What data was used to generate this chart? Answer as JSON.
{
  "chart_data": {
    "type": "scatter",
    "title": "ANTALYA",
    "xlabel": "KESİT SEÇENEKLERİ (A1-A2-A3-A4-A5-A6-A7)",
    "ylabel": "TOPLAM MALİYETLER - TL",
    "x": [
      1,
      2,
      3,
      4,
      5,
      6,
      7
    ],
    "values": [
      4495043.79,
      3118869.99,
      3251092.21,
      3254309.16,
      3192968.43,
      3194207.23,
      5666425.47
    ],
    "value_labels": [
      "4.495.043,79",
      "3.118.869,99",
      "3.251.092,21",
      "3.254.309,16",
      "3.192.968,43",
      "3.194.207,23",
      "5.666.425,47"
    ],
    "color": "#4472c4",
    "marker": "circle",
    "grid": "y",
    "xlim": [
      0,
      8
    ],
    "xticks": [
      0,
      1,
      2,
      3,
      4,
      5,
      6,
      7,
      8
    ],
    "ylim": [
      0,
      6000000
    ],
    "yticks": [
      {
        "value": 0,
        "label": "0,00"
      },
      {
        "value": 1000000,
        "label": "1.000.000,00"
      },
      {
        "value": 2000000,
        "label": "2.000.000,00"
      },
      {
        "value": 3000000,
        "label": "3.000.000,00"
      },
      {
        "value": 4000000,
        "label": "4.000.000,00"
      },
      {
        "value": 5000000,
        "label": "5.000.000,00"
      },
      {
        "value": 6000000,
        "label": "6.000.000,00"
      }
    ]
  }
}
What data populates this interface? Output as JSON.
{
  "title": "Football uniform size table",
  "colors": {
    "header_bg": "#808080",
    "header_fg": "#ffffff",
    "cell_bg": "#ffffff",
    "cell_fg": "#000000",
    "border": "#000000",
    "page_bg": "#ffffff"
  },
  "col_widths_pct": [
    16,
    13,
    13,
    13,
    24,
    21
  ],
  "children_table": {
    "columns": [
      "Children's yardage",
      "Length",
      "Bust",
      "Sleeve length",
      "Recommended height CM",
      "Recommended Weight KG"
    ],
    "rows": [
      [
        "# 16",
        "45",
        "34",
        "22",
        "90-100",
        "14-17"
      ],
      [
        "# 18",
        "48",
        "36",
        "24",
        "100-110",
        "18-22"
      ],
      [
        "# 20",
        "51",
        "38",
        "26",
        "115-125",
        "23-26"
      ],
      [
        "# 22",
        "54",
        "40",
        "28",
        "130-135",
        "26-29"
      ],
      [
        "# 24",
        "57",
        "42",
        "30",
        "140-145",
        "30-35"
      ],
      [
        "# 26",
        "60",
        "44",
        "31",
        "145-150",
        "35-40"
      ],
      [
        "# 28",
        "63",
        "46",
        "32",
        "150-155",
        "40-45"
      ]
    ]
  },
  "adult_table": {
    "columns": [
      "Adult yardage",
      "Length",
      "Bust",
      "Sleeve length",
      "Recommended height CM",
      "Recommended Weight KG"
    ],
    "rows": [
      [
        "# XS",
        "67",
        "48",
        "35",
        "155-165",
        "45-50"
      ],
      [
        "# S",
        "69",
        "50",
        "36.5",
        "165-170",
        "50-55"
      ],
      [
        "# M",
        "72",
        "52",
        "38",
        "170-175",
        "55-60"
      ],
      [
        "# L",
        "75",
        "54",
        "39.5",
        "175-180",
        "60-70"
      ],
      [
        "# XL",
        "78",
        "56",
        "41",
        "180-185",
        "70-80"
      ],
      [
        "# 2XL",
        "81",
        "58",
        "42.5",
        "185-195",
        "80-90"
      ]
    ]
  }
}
|---|
● OBJECTIVE
Using the listing, copy every line where the word "JSON" shows up.

● SOLUTION TO THIS TASK
What data was used to generate this chart? Answer as JSON.
What data populates this interface? Output as JSON.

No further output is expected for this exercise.